* _Selected text_

If the audience accepted the articulated connection between past and present
situations, they were bound to the course of imperialism put forth by
Beveridge--lest they be the first Americans to "doubt their mission,
question fate, prove apostate to the spirit of their race, and halt the
ceaseless march of free institutions?" (12). Temporal continuity thus
became the core of persuasive appeals in Beveridge’s speech, with several
distinct American values brought out as central to such continuity.
Liberty and Civilization as Key
Americans have always
believed liberty to be their most sacred and absolute natural right. Terms such as liberty serve as linguistic
centers for political power structures and decision-making processes.
However, these terms are not static in meaning and alter depending on
historical and linguistic context (that is, how they are defined over time and
in their specific usage vis-à-vis other ideas and expressions). Moreover,
general terms such as liberty are especially susceptible to a wide range of
meanings, since individual beliefs and experiences play such a major role in
how each person defines the term.
Studying these meanings closely illuminates the differences of culture
and ethics embodied in speech and their relation to other worldviews.
For Americans, liberty has arguably
served as the chief term around which all other political values and principles
gain their meaning from the time of the Declaration of Independence forward.
Yet the meaning of even this central term is not fixed. It becomes altered to
some extent with each association. For example, in Daniel Webster’s "Liberty
and Union, now and forever one and
inseparable," the orator linked liberty and union as principles that
defined the nation.

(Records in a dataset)
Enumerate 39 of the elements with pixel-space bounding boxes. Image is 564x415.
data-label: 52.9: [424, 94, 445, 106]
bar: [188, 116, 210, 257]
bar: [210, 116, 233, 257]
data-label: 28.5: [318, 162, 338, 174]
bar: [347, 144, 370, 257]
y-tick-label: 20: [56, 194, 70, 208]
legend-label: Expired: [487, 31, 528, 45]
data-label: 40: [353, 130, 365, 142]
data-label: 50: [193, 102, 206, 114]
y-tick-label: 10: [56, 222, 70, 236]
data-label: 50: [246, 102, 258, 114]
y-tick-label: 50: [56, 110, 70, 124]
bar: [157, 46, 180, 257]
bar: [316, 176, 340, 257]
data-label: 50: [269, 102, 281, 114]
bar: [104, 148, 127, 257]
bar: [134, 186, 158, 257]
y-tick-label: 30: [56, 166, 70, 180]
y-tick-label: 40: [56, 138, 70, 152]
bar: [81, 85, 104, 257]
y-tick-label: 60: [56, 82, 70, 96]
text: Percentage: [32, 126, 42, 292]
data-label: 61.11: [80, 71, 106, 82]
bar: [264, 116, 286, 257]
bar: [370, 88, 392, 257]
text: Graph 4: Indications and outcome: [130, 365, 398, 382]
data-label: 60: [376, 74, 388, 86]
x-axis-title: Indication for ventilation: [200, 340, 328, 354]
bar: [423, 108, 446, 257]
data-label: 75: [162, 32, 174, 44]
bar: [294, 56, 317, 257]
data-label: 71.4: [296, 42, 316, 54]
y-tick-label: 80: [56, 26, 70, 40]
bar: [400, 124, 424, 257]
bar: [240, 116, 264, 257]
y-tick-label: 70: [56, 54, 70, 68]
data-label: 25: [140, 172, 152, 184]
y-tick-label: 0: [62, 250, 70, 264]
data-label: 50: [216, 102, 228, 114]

* _Jobs_
• 1. Summarize the passage on Beveridge's speech and the meaning of liberty in two sentences.
• 2. In the passage on Beveridge's speech and the meaning of liberty, which two principles did Daniel Webster link as defining the nation?

* _The solutions_
• 1. Temporal continuity, the link between past and present situations, became the core of the persuasive appeals in Beveridge's speech, with several American values presented as central to it. Liberty has arguably been the chief American political term since the Declaration of Independence, yet its meaning is not fixed and shifts with historical and linguistic context and with each association, as when Daniel Webster linked liberty and union as principles defining the nation.

• 2. Liberty and union.